**PROVIDED MATERIAL**
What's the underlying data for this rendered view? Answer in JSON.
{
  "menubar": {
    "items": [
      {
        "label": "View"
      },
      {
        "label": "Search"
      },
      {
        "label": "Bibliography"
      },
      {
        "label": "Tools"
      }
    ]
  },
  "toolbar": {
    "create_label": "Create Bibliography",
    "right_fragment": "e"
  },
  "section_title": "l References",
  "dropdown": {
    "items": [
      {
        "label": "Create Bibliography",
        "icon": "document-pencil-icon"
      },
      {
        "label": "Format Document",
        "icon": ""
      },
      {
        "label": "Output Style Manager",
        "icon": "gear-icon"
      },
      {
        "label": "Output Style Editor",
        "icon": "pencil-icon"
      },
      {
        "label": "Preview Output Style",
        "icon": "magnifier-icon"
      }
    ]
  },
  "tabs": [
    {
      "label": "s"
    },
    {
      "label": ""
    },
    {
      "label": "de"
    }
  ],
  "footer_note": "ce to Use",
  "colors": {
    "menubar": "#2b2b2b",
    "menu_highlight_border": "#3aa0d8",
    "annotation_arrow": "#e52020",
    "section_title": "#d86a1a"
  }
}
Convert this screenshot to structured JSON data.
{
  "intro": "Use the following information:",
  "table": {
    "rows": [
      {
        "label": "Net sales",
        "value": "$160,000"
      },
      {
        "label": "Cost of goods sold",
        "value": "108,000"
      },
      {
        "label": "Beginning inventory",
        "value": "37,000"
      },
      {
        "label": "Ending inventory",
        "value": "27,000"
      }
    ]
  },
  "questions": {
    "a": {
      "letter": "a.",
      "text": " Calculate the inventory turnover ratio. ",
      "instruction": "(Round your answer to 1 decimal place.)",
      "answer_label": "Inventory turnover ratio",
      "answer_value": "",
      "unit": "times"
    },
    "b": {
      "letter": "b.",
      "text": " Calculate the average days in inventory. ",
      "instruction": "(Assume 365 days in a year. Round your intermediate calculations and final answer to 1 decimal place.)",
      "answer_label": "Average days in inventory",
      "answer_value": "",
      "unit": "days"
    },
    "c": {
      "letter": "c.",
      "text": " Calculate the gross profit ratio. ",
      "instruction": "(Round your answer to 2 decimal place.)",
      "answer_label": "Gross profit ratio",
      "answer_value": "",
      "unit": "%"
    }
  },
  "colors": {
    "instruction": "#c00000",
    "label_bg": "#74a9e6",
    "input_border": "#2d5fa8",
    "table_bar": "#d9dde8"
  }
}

**STATED PROBLEM**
Select the lines that carry the string "profit" and copy them.

**EXPECTED ANSWER**
      "text": " Calculate the gross profit ratio. ",
      "answer_label": "Gross profit ratio",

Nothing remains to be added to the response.